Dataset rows

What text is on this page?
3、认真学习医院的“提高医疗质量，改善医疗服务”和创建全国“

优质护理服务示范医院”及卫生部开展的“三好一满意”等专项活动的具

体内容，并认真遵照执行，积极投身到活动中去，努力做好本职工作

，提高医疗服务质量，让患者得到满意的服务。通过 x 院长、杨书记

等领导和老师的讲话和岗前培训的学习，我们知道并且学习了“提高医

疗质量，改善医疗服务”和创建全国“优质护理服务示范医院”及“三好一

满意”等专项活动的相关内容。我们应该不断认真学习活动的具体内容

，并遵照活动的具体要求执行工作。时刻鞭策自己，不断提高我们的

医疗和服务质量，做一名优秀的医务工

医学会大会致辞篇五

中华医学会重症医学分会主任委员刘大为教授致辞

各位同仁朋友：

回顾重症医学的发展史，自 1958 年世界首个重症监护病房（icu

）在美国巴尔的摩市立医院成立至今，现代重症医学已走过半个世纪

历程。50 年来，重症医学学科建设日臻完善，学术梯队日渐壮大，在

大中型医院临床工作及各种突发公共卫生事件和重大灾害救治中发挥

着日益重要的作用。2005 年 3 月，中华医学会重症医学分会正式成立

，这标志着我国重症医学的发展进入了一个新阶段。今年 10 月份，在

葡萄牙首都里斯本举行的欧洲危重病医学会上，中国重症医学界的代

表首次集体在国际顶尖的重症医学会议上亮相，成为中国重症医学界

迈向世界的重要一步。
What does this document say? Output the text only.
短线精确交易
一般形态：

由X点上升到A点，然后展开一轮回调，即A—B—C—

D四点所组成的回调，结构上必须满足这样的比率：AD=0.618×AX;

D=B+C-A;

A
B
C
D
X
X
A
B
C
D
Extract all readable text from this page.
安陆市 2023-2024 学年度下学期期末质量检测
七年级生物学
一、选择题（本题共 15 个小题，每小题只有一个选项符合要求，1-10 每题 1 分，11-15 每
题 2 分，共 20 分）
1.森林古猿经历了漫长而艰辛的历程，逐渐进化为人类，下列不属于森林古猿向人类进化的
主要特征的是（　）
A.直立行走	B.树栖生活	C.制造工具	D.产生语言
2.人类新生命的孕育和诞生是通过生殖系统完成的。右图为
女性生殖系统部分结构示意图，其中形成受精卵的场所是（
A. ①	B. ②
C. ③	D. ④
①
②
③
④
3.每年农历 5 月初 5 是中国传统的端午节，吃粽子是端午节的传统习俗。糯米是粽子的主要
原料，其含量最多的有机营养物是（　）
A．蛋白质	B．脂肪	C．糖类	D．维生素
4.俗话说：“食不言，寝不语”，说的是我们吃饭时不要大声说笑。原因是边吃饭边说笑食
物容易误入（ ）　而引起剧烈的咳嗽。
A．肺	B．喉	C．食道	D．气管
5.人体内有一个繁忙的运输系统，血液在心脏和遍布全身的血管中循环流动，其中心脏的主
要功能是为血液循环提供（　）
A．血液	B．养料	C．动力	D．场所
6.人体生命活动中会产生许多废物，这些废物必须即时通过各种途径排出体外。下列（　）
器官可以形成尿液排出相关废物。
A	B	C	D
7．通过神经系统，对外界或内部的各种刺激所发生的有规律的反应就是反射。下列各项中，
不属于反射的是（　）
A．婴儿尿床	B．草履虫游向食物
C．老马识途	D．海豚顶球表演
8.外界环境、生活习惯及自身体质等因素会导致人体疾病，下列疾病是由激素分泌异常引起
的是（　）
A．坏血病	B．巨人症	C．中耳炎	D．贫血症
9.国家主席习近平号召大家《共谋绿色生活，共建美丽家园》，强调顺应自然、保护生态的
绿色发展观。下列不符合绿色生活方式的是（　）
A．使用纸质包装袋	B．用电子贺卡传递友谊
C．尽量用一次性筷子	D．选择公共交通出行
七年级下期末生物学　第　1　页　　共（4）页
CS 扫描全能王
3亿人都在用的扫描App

=== SHORT TASK ===
Return each line of the records above exactly as it reads.

=== THE RESULT ===
What text is on this page?
3、认真学习医院的“提高医疗质量，改善医疗服务”和创建全国“

优质护理服务示范医院”及卫生部开展的“三好一满意”等专项活动的具

体内容，并认真遵照执行，积极投身到活动中去，努力做好本职工作

，提高医疗服务质量，让患者得到满意的服务。通过 x 院长、杨书记

等领导和老师的讲话和岗前培训的学习，我们知道并且学习了“提高医

疗质量，改善医疗服务”和创建全国“优质护理服务示范医院”及“三好一

满意”等专项活动的相关内容。我们应该不断认真学习活动的具体内容

，并遵照活动的具体要求执行工作。时刻鞭策自己，不断提高我们的

医疗和服务质量，做一名优秀的医务工

医学会大会致辞篇五

中华医学会重症医学分会主任委员刘大为教授致辞

各位同仁朋友：

回顾重症医学的发展史，自 1958 年世界首个重症监护病房（icu

）在美国巴尔的摩市立医院成立至今，现代重症医学已走过半个世纪

历程。50 年来，重症医学学科建设日臻完善，学术梯队日渐壮大，在

大中型医院临床工作及各种突发公共卫生事件和重大灾害救治中发挥

着日益重要的作用。2005 年 3 月，中华医学会重症医学分会正式成立

，这标志着我国重症医学的发展进入了一个新阶段。今年 10 月份，在

葡萄牙首都里斯本举行的欧洲危重病医学会上，中国重症医学界的代

表首次集体在国际顶尖的重症医学会议上亮相，成为中国重症医学界

迈向世界的重要一步。
What does this document say? Output the text only.
短线精确交易
一般形态：

由X点上升到A点，然后展开一轮回调，即A—B—C—

D四点所组成的回调，结构上必须满足这样的比率：AD=0.618×AX;

D=B+C-A;

A
B
C
D
X
X
A
B
C
D
Extract all readable text from this page.
安陆市 2023-2024 学年度下学期期末质量检测
七年级生物学
一、选择题（本题共 15 个小题，每小题只有一个选项符合要求，1-10 每题 1 分，11-15 每
题 2 分，共 20 分）
1.森林古猿经历了漫长而艰辛的历程，逐渐进化为人类，下列不属于森林古猿向人类进化的
主要特征的是（　）
A.直立行走	B.树栖生活	C.制造工具	D.产生语言
2.人类新生命的孕育和诞生是通过生殖系统完成的。右图为
女性生殖系统部分结构示意图，其中形成受精卵的场所是（
A. ①	B. ②
C. ③	D. ④
①
②
③
④
3.每年农历 5 月初 5 是中国传统的端午节，吃粽子是端午节的传统习俗。糯米是粽子的主要
原料，其含量最多的有机营养物是（　）
A．蛋白质	B．脂肪	C．糖类	D．维生素
4.俗话说：“食不言，寝不语”，说的是我们吃饭时不要大声说笑。原因是边吃饭边说笑食
物容易误入（ ）　而引起剧烈的咳嗽。
A．肺	B．喉	C．食道	D．气管
5.人体内有一个繁忙的运输系统，血液在心脏和遍布全身的血管中循环流动，其中心脏的主
要功能是为血液循环提供（　）
A．血液	B．养料	C．动力	D．场所
6.人体生命活动中会产生许多废物，这些废物必须即时通过各种途径排出体外。下列（　）
器官可以形成尿液排出相关废物。
A	B	C	D
7．通过神经系统，对外界或内部的各种刺激所发生的有规律的反应就是反射。下列各项中，
不属于反射的是（　）
A．婴儿尿床	B．草履虫游向食物
C．老马识途	D．海豚顶球表演
8.外界环境、生活习惯及自身体质等因素会导致人体疾病，下列疾病是由激素分泌异常引起
的是（　）
A．坏血病	B．巨人症	C．中耳炎	D．贫血症
9.国家主席习近平号召大家《共谋绿色生活，共建美丽家园》，强调顺应自然、保护生态的
绿色发展观。下列不符合绿色生活方式的是（　）
A．使用纸质包装袋	B．用电子贺卡传递友谊
C．尽量用一次性筷子	D．选择公共交通出行
七年级下期末生物学　第　1　页　　共（4）页
CS 扫描全能王
3亿人都在用的扫描App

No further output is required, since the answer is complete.